* TASK DIRECTIONS *
Below are some records; retype all of them exactly.

════════════════════

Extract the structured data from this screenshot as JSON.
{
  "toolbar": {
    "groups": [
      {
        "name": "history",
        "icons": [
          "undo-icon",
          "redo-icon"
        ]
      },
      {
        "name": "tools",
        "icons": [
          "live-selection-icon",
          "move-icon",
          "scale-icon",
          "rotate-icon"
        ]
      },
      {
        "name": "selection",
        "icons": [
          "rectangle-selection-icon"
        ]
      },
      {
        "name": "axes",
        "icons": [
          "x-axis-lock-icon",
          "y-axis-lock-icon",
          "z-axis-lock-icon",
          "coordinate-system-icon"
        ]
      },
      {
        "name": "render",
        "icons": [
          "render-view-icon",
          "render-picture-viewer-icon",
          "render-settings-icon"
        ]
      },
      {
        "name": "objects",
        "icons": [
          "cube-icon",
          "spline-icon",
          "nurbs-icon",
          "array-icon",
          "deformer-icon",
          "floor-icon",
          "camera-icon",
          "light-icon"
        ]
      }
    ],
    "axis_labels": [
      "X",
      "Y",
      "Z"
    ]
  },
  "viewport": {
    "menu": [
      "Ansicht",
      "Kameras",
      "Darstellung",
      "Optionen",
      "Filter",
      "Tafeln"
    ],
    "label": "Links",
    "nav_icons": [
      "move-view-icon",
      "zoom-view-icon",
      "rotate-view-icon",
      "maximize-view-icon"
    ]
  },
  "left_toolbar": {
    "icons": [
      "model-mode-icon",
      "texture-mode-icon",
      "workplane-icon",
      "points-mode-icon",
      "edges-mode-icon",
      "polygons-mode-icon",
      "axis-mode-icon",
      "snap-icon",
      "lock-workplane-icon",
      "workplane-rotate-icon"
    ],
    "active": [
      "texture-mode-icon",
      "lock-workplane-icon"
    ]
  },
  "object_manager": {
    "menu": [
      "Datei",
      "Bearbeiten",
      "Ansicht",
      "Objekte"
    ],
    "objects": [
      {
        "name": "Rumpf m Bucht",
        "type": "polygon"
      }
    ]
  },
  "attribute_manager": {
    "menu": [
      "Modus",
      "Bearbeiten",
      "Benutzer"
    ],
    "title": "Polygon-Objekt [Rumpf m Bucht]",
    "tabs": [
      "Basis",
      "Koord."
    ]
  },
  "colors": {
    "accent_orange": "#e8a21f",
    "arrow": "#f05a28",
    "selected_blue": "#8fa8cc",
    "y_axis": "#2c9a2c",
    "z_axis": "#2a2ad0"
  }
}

════════════════════

* OUTPUT BELOW *
Extract the structured data from this screenshot as JSON.
{
  "toolbar": {
    "groups": [
      {
        "name": "history",
        "icons": [
          "undo-icon",
          "redo-icon"
        ]
      },
      {
        "name": "tools",
        "icons": [
          "live-selection-icon",
          "move-icon",
          "scale-icon",
          "rotate-icon"
        ]
      },
      {
        "name": "selection",
        "icons": [
          "rectangle-selection-icon"
        ]
      },
      {
        "name": "axes",
        "icons": [
          "x-axis-lock-icon",
          "y-axis-lock-icon",
          "z-axis-lock-icon",
          "coordinate-system-icon"
        ]
      },
      {
        "name": "render",
        "icons": [
          "render-view-icon",
          "render-picture-viewer-icon",
          "render-settings-icon"
        ]
      },
      {
        "name": "objects",
        "icons": [
          "cube-icon",
          "spline-icon",
          "nurbs-icon",
          "array-icon",
          "deformer-icon",
          "floor-icon",
          "camera-icon",
          "light-icon"
        ]
      }
    ],
    "axis_labels": [
      "X",
      "Y",
      "Z"
    ]
  },
  "viewport": {
    "menu": [
      "Ansicht",
      "Kameras",
      "Darstellung",
      "Optionen",
      "Filter",
      "Tafeln"
    ],
    "label": "Links",
    "nav_icons": [
      "move-view-icon",
      "zoom-view-icon",
      "rotate-view-icon",
      "maximize-view-icon"
    ]
  },
  "left_toolbar": {
    "icons": [
      "model-mode-icon",
      "texture-mode-icon",
      "workplane-icon",
      "points-mode-icon",
      "edges-mode-icon",
      "polygons-mode-icon",
      "axis-mode-icon",
      "snap-icon",
      "lock-workplane-icon",
      "workplane-rotate-icon"
    ],
    "active": [
      "texture-mode-icon",
      "lock-workplane-icon"
    ]
  },
  "object_manager": {
    "menu": [
      "Datei",
      "Bearbeiten",
      "Ansicht",
      "Objekte"
    ],
    "objects": [
      {
        "name": "Rumpf m Bucht",
        "type": "polygon"
      }
    ]
  },
  "attribute_manager": {
    "menu": [
      "Modus",
      "Bearbeiten",
      "Benutzer"
    ],
    "title": "Polygon-Objekt [Rumpf m Bucht]",
    "tabs": [
      "Basis",
      "Koord."
    ]
  },
  "colors": {
    "accent_orange": "#e8a21f",
    "arrow": "#f05a28",
    "selected_blue": "#8fa8cc",
    "y_axis": "#2c9a2c",
    "z_axis": "#2a2ad0"
  }
}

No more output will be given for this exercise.